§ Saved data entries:
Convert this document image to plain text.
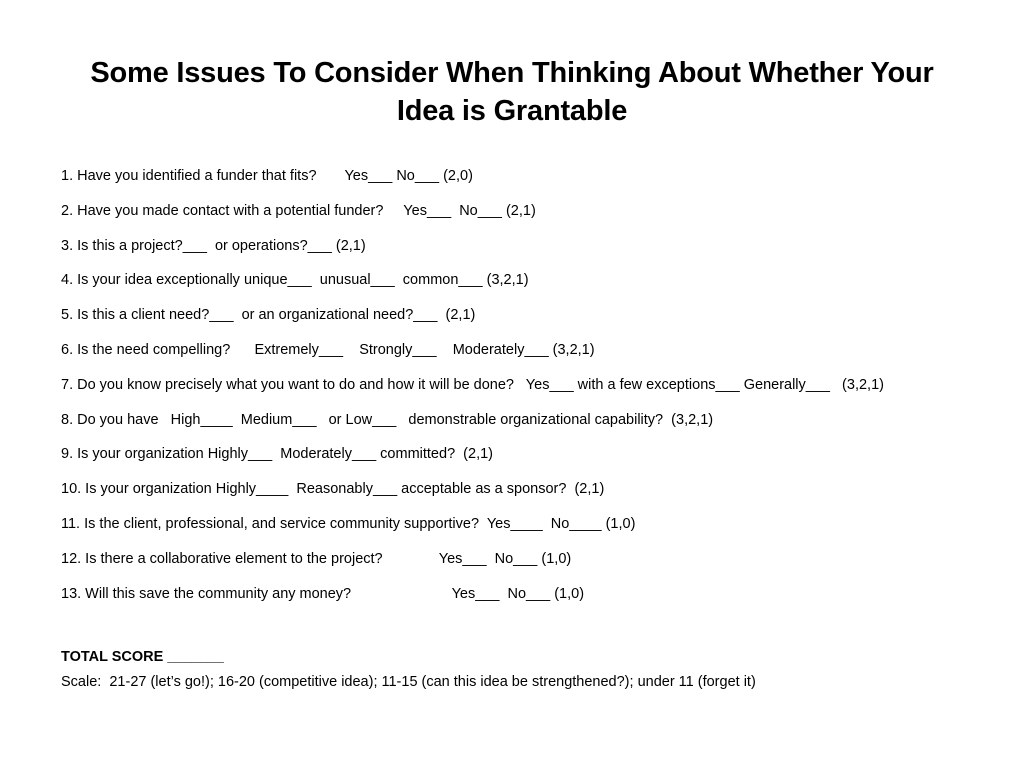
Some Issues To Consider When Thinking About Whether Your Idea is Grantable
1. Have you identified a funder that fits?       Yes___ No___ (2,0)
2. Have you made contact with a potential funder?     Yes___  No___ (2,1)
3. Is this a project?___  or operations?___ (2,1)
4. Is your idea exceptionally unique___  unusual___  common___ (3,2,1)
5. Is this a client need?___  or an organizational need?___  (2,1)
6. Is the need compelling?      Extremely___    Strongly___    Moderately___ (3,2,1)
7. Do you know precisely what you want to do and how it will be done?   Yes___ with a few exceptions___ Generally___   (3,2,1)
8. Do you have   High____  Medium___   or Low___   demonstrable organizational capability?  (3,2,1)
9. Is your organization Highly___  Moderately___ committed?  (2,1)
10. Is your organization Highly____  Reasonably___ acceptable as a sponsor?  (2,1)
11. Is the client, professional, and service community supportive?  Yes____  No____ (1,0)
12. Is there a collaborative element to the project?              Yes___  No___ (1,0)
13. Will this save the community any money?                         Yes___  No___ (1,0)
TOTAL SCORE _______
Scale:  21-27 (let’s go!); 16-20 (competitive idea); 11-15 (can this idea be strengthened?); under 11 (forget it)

§ Your task: Restate the listing above word for word, and skip the pictures.

§ Solution to the exercise:
Convert this document image to plain text.
Some Issues To Consider When Thinking About Whether Your Idea is Grantable
1. Have you identified a funder that fits?       Yes___ No___ (2,0)
2. Have you made contact with a potential funder?     Yes___  No___ (2,1)
3. Is this a project?___  or operations?___ (2,1)
4. Is your idea exceptionally unique___  unusual___  common___ (3,2,1)
5. Is this a client need?___  or an organizational need?___  (2,1)
6. Is the need compelling?      Extremely___    Strongly___    Moderately___ (3,2,1)
7. Do you know precisely what you want to do and how it will be done?   Yes___ with a few exceptions___ Generally___   (3,2,1)
8. Do you have   High____  Medium___   or Low___   demonstrable organizational capability?  (3,2,1)
9. Is your organization Highly___  Moderately___ committed?  (2,1)
10. Is your organization Highly____  Reasonably___ acceptable as a sponsor?  (2,1)
11. Is the client, professional, and service community supportive?  Yes____  No____ (1,0)
12. Is there a collaborative element to the project?              Yes___  No___ (1,0)
13. Will this save the community any money?                         Yes___  No___ (1,0)
TOTAL SCORE _______
Scale:  21-27 (let’s go!); 16-20 (competitive idea); 11-15 (can this idea be strengthened?); under 11 (forget it)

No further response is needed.